Collected data entries
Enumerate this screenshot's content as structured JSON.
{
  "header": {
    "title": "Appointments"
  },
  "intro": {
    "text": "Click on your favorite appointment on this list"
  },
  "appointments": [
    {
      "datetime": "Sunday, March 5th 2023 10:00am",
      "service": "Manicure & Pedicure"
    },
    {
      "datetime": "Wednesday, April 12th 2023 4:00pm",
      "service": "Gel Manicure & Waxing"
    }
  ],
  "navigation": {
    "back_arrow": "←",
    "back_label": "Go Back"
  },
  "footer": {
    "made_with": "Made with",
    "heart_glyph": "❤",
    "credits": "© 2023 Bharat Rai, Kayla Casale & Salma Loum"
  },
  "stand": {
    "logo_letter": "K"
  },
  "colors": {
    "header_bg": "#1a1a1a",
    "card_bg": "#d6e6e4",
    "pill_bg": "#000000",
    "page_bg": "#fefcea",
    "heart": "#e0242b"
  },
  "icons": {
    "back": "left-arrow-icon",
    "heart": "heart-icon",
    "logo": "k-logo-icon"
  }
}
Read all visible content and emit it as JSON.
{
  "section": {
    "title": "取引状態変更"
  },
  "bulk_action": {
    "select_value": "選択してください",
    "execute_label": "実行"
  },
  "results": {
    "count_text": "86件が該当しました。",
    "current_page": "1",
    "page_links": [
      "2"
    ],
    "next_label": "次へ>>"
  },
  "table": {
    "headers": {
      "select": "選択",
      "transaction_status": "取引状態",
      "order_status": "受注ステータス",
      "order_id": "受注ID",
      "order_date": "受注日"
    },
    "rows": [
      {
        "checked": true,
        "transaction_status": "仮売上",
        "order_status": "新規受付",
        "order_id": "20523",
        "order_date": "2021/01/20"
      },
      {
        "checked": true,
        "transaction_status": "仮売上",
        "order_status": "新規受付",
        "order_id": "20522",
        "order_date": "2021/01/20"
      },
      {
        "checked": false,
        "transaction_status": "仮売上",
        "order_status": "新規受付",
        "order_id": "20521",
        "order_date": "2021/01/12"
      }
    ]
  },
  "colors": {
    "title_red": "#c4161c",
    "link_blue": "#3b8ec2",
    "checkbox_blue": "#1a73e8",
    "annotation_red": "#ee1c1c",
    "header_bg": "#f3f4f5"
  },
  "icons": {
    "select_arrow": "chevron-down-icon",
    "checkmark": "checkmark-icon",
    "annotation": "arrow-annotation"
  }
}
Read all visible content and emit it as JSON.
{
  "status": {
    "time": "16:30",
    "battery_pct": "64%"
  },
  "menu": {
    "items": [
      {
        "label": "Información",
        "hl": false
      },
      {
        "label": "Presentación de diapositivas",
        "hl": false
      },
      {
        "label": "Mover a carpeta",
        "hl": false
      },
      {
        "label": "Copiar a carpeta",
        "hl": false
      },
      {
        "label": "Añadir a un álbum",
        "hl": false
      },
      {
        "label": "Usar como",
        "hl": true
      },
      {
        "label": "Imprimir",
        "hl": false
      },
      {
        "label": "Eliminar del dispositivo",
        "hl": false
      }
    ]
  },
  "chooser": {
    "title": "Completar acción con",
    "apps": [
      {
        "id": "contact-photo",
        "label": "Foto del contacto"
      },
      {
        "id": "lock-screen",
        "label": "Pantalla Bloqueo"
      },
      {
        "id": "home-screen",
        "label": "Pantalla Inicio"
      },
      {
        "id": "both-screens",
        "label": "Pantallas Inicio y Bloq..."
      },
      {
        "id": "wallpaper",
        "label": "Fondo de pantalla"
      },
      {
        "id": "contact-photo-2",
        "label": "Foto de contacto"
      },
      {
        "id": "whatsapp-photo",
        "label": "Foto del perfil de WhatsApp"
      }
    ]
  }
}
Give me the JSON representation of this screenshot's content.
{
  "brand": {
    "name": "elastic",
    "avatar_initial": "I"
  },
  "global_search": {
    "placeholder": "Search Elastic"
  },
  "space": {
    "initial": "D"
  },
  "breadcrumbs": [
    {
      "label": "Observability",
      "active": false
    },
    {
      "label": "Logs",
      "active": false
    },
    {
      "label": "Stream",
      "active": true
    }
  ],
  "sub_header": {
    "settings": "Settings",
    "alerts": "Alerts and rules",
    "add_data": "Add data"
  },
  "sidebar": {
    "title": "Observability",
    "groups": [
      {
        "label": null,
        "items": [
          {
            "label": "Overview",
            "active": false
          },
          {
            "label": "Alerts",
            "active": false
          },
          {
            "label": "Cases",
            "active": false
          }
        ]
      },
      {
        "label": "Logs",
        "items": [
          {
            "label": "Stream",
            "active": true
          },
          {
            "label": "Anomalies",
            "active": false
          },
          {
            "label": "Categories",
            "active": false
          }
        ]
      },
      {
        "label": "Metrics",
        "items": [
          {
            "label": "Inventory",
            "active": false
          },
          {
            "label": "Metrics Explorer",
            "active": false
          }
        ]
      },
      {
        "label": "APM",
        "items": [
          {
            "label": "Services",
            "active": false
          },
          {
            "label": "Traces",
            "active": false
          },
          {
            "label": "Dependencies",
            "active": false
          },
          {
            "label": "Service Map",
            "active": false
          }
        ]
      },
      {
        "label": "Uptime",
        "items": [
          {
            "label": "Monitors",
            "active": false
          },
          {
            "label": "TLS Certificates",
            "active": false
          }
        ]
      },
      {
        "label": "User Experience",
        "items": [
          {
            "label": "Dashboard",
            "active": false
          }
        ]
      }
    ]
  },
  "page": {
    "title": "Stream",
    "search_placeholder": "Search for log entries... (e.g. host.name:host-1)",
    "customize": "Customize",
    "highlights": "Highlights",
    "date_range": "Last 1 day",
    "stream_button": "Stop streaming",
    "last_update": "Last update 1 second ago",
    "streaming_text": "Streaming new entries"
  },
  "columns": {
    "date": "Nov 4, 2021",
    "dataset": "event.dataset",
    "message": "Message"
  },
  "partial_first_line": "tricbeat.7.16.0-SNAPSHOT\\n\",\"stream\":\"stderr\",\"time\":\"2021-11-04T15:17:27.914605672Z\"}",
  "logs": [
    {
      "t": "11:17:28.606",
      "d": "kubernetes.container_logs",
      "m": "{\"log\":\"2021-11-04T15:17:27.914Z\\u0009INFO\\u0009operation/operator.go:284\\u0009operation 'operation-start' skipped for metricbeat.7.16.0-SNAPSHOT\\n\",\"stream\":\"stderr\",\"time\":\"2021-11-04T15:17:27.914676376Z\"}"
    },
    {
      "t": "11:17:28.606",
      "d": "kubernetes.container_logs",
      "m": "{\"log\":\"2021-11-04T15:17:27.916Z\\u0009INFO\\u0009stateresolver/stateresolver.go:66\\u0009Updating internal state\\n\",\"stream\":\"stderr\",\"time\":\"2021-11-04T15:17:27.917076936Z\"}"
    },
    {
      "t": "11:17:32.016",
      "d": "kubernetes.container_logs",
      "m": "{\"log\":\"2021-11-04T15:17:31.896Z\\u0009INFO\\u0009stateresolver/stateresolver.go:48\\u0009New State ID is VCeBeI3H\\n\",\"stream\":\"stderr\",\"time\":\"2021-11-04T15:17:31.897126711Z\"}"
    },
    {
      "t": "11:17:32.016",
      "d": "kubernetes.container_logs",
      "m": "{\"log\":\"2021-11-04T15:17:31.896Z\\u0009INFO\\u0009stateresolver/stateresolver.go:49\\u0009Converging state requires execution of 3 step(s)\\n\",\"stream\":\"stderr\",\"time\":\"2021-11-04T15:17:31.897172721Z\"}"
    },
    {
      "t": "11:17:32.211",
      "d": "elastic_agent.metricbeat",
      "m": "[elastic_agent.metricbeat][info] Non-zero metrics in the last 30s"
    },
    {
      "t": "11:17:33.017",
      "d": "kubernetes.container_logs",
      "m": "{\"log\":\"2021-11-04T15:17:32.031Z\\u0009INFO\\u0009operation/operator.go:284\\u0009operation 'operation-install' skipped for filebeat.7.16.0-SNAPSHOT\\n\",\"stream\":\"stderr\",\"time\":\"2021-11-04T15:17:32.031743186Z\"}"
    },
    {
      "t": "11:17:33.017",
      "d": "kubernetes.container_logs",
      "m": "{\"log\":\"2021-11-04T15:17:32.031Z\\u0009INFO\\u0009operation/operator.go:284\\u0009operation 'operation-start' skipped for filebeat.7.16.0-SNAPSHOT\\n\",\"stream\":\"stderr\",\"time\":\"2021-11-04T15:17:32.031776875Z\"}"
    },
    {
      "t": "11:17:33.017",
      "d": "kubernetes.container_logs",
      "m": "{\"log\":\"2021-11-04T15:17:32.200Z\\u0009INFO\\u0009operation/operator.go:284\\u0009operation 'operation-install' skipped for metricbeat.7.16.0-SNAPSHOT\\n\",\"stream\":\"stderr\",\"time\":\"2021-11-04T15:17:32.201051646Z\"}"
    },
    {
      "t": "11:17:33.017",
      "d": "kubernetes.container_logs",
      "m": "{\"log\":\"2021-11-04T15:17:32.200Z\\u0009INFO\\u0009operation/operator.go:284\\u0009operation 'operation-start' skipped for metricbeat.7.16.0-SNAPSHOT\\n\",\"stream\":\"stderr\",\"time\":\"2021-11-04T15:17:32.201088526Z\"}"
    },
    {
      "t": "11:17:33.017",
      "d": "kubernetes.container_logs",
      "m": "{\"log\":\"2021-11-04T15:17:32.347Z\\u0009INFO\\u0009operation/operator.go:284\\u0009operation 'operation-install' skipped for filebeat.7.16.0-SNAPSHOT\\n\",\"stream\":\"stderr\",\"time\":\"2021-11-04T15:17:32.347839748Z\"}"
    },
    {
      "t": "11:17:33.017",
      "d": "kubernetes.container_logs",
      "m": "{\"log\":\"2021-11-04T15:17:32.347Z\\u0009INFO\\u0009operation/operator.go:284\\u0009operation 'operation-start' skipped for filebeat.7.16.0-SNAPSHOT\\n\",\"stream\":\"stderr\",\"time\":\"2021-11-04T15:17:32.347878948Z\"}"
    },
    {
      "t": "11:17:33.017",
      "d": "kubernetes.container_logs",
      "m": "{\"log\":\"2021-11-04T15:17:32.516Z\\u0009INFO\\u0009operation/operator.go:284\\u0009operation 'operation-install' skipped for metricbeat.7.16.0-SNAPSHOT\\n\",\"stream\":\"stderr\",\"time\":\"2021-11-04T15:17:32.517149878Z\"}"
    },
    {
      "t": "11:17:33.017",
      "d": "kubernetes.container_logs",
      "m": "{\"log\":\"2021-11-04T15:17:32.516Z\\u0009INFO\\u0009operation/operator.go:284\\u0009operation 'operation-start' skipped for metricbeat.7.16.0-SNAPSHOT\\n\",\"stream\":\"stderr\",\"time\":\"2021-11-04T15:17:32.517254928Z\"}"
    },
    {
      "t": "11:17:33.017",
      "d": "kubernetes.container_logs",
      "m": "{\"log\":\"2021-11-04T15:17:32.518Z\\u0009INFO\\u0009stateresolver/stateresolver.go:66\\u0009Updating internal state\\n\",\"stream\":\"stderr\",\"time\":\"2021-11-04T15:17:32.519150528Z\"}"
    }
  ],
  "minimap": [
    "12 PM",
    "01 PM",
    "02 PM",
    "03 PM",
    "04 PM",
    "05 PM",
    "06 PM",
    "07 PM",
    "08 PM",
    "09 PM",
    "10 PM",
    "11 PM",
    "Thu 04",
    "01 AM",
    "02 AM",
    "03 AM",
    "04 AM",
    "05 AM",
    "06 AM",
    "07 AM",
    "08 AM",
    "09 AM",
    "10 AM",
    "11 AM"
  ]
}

■ **Short exercise**:
Work through the records line by line and tally those with the word "JSON". Report only the total.

■ **Task answer**:
4